# Extracted material
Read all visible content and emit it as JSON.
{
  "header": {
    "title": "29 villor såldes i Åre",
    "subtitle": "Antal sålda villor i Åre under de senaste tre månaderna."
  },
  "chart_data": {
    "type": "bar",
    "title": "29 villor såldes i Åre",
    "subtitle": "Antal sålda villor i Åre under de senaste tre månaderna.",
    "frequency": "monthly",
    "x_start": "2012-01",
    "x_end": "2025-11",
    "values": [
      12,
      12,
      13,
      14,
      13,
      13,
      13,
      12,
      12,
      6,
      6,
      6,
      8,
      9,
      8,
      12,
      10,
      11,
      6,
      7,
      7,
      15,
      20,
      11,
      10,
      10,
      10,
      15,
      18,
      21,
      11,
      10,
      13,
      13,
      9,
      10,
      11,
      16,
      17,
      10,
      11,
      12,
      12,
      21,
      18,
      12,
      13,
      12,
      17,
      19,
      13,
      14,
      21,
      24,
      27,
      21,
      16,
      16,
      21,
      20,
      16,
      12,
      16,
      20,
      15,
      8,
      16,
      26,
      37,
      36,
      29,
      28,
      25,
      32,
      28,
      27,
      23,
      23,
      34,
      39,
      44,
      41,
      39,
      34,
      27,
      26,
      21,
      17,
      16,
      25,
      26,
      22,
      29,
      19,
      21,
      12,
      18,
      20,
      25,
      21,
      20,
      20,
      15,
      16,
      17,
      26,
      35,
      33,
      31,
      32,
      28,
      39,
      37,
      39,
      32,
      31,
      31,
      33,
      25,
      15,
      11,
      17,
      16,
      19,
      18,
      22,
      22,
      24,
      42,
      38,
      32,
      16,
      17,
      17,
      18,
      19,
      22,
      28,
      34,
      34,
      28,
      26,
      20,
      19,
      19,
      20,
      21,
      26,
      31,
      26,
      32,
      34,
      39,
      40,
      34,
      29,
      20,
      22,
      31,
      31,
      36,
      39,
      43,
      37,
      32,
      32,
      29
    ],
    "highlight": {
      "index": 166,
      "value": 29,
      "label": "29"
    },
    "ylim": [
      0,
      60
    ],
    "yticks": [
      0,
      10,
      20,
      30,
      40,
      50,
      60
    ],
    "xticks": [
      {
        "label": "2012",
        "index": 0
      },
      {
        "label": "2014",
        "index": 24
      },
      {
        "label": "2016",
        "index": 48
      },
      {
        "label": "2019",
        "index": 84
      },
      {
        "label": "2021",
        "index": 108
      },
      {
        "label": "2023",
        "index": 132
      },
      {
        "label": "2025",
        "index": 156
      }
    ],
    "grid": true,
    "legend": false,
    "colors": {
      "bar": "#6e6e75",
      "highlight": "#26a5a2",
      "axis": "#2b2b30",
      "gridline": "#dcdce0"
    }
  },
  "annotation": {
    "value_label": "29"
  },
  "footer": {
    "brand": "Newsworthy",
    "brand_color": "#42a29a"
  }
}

# What is asked
Looking at the data above, show all lines where the word "sålda" occurs.

# Output
    "subtitle": "Antal sålda villor i Åre under de senaste tre månaderna."
    "subtitle": "Antal sålda villor i Åre under de senaste tre månaderna.",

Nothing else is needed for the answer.